**WHAT NEEDS TO BE DONE**
Omit any picture, and return the remaining data exactly as written.

**RECORDED DATA**
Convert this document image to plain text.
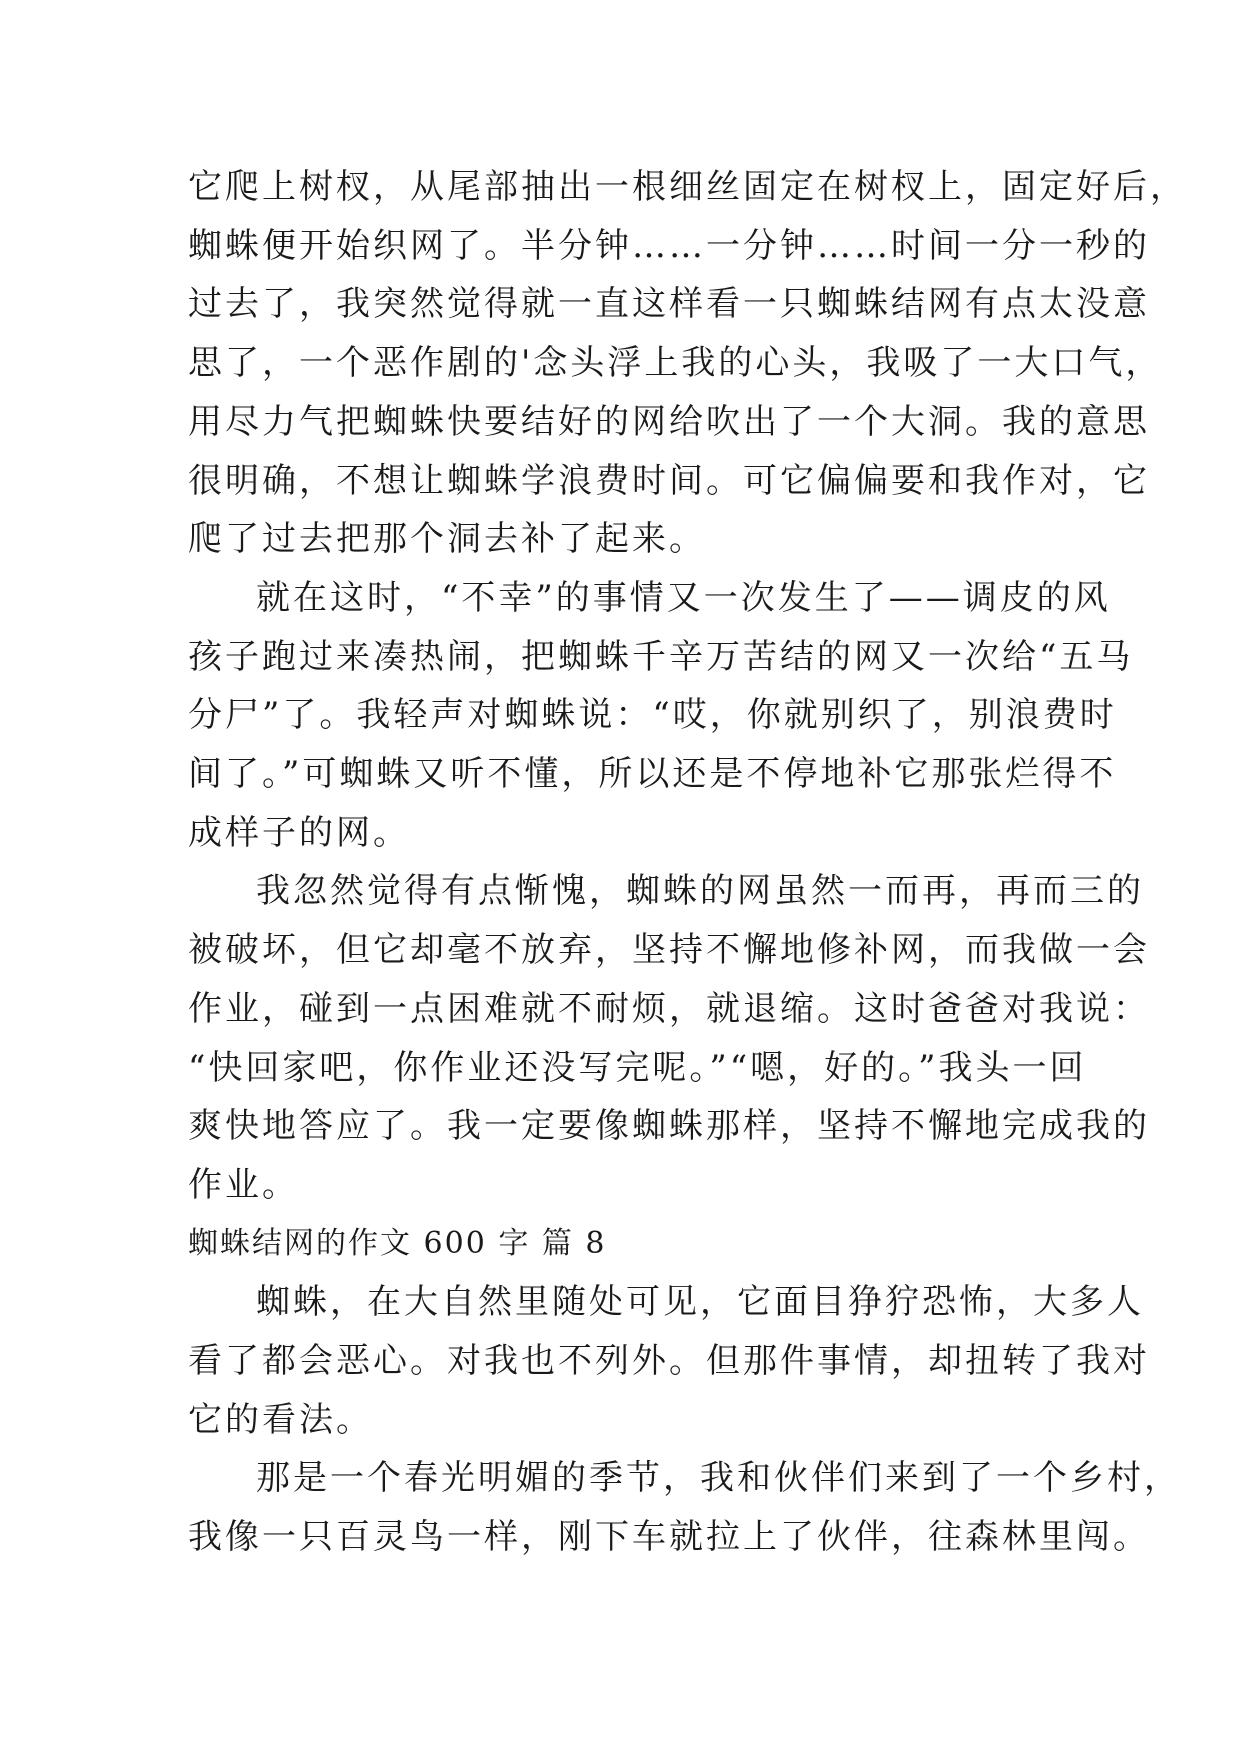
它爬上树杈，从尾部抽出一根细丝固定在树杈上，固定好后，
蜘蛛便开始织网了。半分钟……一分钟……时间一分一秒的
过去了，我突然觉得就一直这样看一只蜘蛛结网有点太没意
思了，一个恶作剧的'念头浮上我的心头，我吸了一大口气，
用尽力气把蜘蛛快要结好的网给吹出了一个大洞。我的意思
很明确，不想让蜘蛛学浪费时间。可它偏偏要和我作对，它
爬了过去把那个洞去补了起来。
就在这时，“不幸”的事情又一次发生了——调皮的风
孩子跑过来凑热闹，把蜘蛛千辛万苦结的网又一次给“五马
分尸”了。我轻声对蜘蛛说：“哎，你就别织了，别浪费时
间了。”可蜘蛛又听不懂，所以还是不停地补它那张烂得不
成样子的网。
我忽然觉得有点惭愧，蜘蛛的网虽然一而再，再而三的
被破坏，但它却毫不放弃，坚持不懈地修补网，而我做一会
作业，碰到一点困难就不耐烦，就退缩。这时爸爸对我说：
“快回家吧，你作业还没写完呢。”“嗯，好的。”我头一回
爽快地答应了。我一定要像蜘蛛那样，坚持不懈地完成我的
作业。
蜘蛛结网的作文 600 字 篇 8
蜘蛛，在大自然里随处可见，它面目狰狞恐怖，大多人
看了都会恶心。对我也不列外。但那件事情，却扭转了我对
它的看法。
那是一个春光明媚的季节，我和伙伴们来到了一个乡村，
我像一只百灵鸟一样，刚下车就拉上了伙伴，往森林里闯。
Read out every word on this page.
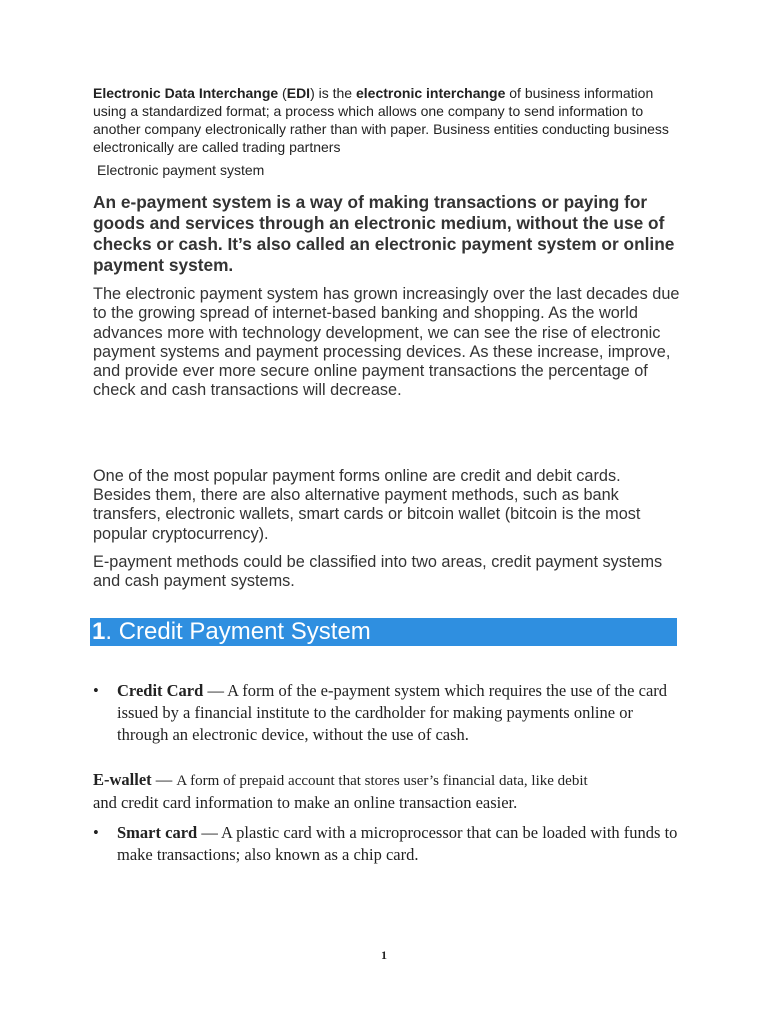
Electronic Data Interchange (EDI) is the electronic interchange of business information using a standardized format; a process which allows one company to send information to another company electronically rather than with paper. Business entities conducting business electronically are called trading partners

Electronic payment system

An e-payment system is a way of making transactions or paying for goods and services through an electronic medium, without the use of checks or cash. It’s also called an electronic payment system or online payment system.

The electronic payment system has grown increasingly over the last decades due to the growing spread of internet-based banking and shopping. As the world advances more with technology development, we can see the rise of electronic payment systems and payment processing devices. As these increase, improve, and provide ever more secure online payment transactions the percentage of check and cash transactions will decrease.

One of the most popular payment forms online are credit and debit cards. Besides them, there are also alternative payment methods, such as bank transfers, electronic wallets, smart cards or bitcoin wallet (bitcoin is the most popular cryptocurrency).

E-payment methods could be classified into two areas, credit payment systems and cash payment systems.

1. Credit Payment System

• Credit Card — A form of the e-payment system which requires the use of the card issued by a financial institute to the cardholder for making payments online or through an electronic device, without the use of cash.

E-wallet — A form of prepaid account that stores user’s financial data, like debit
and credit card information to make an online transaction easier.

• Smart card — A plastic card with a microprocessor that can be loaded with funds to make transactions; also known as a chip card.

1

**SOLUTION FOR THIS PROBLEM**
Convert this document image to plain text.
它爬上树杈，从尾部抽出一根细丝固定在树杈上，固定好后，
蜘蛛便开始织网了。半分钟……一分钟……时间一分一秒的
过去了，我突然觉得就一直这样看一只蜘蛛结网有点太没意
思了，一个恶作剧的'念头浮上我的心头，我吸了一大口气，
用尽力气把蜘蛛快要结好的网给吹出了一个大洞。我的意思
很明确，不想让蜘蛛学浪费时间。可它偏偏要和我作对，它
爬了过去把那个洞去补了起来。
就在这时，“不幸”的事情又一次发生了——调皮的风
孩子跑过来凑热闹，把蜘蛛千辛万苦结的网又一次给“五马
分尸”了。我轻声对蜘蛛说：“哎，你就别织了，别浪费时
间了。”可蜘蛛又听不懂，所以还是不停地补它那张烂得不
成样子的网。
我忽然觉得有点惭愧，蜘蛛的网虽然一而再，再而三的
被破坏，但它却毫不放弃，坚持不懈地修补网，而我做一会
作业，碰到一点困难就不耐烦，就退缩。这时爸爸对我说：
“快回家吧，你作业还没写完呢。”“嗯，好的。”我头一回
爽快地答应了。我一定要像蜘蛛那样，坚持不懈地完成我的
作业。
蜘蛛结网的作文 600 字 篇 8
蜘蛛，在大自然里随处可见，它面目狰狞恐怖，大多人
看了都会恶心。对我也不列外。但那件事情，却扭转了我对
它的看法。
那是一个春光明媚的季节，我和伙伴们来到了一个乡村，
我像一只百灵鸟一样，刚下车就拉上了伙伴，往森林里闯。
Read out every word on this page.
Electronic Data Interchange (EDI) is the electronic interchange of business information using a standardized format; a process which allows one company to send information to another company electronically rather than with paper. Business entities conducting business electronically are called trading partners

Electronic payment system

An e-payment system is a way of making transactions or paying for goods and services through an electronic medium, without the use of checks or cash. It’s also called an electronic payment system or online payment system.

The electronic payment system has grown increasingly over the last decades due to the growing spread of internet-based banking and shopping. As the world advances more with technology development, we can see the rise of electronic payment systems and payment processing devices. As these increase, improve, and provide ever more secure online payment transactions the percentage of check and cash transactions will decrease.

One of the most popular payment forms online are credit and debit cards. Besides them, there are also alternative payment methods, such as bank transfers, electronic wallets, smart cards or bitcoin wallet (bitcoin is the most popular cryptocurrency).

E-payment methods could be classified into two areas, credit payment systems and cash payment systems.

1. Credit Payment System

• Credit Card — A form of the e-payment system which requires the use of the card issued by a financial institute to the cardholder for making payments online or through an electronic device, without the use of cash.

E-wallet — A form of prepaid account that stores user’s financial data, like debit
and credit card information to make an online transaction easier.

• Smart card — A plastic card with a microprocessor that can be loaded with funds to make transactions; also known as a chip card.

1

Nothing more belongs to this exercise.